** Start of TASK MATERIAL **

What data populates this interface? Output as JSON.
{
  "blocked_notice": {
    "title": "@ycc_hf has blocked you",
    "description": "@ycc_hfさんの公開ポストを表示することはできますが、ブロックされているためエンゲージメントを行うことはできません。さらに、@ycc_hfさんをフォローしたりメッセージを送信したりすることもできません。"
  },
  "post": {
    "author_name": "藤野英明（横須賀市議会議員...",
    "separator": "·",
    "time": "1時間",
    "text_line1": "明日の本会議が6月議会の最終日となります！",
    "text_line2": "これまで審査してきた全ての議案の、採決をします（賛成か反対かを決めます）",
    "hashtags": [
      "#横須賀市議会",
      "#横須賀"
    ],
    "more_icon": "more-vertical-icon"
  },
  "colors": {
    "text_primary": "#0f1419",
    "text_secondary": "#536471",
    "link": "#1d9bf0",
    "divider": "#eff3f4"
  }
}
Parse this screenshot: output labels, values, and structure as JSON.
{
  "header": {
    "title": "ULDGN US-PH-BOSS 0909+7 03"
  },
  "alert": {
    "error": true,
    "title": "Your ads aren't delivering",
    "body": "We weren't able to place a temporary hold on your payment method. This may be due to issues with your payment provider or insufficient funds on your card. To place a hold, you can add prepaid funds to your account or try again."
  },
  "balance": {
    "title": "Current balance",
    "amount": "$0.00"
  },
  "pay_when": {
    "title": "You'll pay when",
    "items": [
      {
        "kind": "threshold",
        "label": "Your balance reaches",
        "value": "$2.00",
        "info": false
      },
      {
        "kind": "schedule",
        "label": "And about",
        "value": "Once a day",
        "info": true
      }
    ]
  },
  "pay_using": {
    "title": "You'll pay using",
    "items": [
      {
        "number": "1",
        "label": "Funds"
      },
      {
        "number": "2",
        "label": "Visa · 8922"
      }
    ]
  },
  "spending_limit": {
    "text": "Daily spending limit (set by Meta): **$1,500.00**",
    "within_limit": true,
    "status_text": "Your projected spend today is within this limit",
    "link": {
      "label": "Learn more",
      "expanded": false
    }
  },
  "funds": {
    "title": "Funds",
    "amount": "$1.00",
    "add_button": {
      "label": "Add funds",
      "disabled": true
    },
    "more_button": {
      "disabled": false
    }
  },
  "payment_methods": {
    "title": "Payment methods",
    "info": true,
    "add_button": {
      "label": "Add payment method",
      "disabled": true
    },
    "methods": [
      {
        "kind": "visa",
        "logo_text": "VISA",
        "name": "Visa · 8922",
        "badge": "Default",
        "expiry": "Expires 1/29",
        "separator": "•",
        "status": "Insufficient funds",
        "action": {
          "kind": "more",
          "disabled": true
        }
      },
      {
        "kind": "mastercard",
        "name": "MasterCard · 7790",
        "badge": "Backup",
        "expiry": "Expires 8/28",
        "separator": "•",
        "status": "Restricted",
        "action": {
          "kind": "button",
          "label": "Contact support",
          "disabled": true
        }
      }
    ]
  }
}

** End of TASK MATERIAL **

§ **WRITTEN EXERCISE**
Copy down the material exactly as written.

§ **EXERCISE SOLUTION**
What data populates this interface? Output as JSON.
{
  "blocked_notice": {
    "title": "@ycc_hf has blocked you",
    "description": "@ycc_hfさんの公開ポストを表示することはできますが、ブロックされているためエンゲージメントを行うことはできません。さらに、@ycc_hfさんをフォローしたりメッセージを送信したりすることもできません。"
  },
  "post": {
    "author_name": "藤野英明（横須賀市議会議員...",
    "separator": "·",
    "time": "1時間",
    "text_line1": "明日の本会議が6月議会の最終日となります！",
    "text_line2": "これまで審査してきた全ての議案の、採決をします（賛成か反対かを決めます）",
    "hashtags": [
      "#横須賀市議会",
      "#横須賀"
    ],
    "more_icon": "more-vertical-icon"
  },
  "colors": {
    "text_primary": "#0f1419",
    "text_secondary": "#536471",
    "link": "#1d9bf0",
    "divider": "#eff3f4"
  }
}
Parse this screenshot: output labels, values, and structure as JSON.
{
  "header": {
    "title": "ULDGN US-PH-BOSS 0909+7 03"
  },
  "alert": {
    "error": true,
    "title": "Your ads aren't delivering",
    "body": "We weren't able to place a temporary hold on your payment method. This may be due to issues with your payment provider or insufficient funds on your card. To place a hold, you can add prepaid funds to your account or try again."
  },
  "balance": {
    "title": "Current balance",
    "amount": "$0.00"
  },
  "pay_when": {
    "title": "You'll pay when",
    "items": [
      {
        "kind": "threshold",
        "label": "Your balance reaches",
        "value": "$2.00",
        "info": false
      },
      {
        "kind": "schedule",
        "label": "And about",
        "value": "Once a day",
        "info": true
      }
    ]
  },
  "pay_using": {
    "title": "You'll pay using",
    "items": [
      {
        "number": "1",
        "label": "Funds"
      },
      {
        "number": "2",
        "label": "Visa · 8922"
      }
    ]
  },
  "spending_limit": {
    "text": "Daily spending limit (set by Meta): **$1,500.00**",
    "within_limit": true,
    "status_text": "Your projected spend today is within this limit",
    "link": {
      "label": "Learn more",
      "expanded": false
    }
  },
  "funds": {
    "title": "Funds",
    "amount": "$1.00",
    "add_button": {
      "label": "Add funds",
      "disabled": true
    },
    "more_button": {
      "disabled": false
    }
  },
  "payment_methods": {
    "title": "Payment methods",
    "info": true,
    "add_button": {
      "label": "Add payment method",
      "disabled": true
    },
    "methods": [
      {
        "kind": "visa",
        "logo_text": "VISA",
        "name": "Visa · 8922",
        "badge": "Default",
        "expiry": "Expires 1/29",
        "separator": "•",
        "status": "Insufficient funds",
        "action": {
          "kind": "more",
          "disabled": true
        }
      },
      {
        "kind": "mastercard",
        "name": "MasterCard · 7790",
        "badge": "Backup",
        "expiry": "Expires 8/28",
        "separator": "•",
        "status": "Restricted",
        "action": {
          "kind": "button",
          "label": "Contact support",
          "disabled": true
        }
      }
    ]
  }
}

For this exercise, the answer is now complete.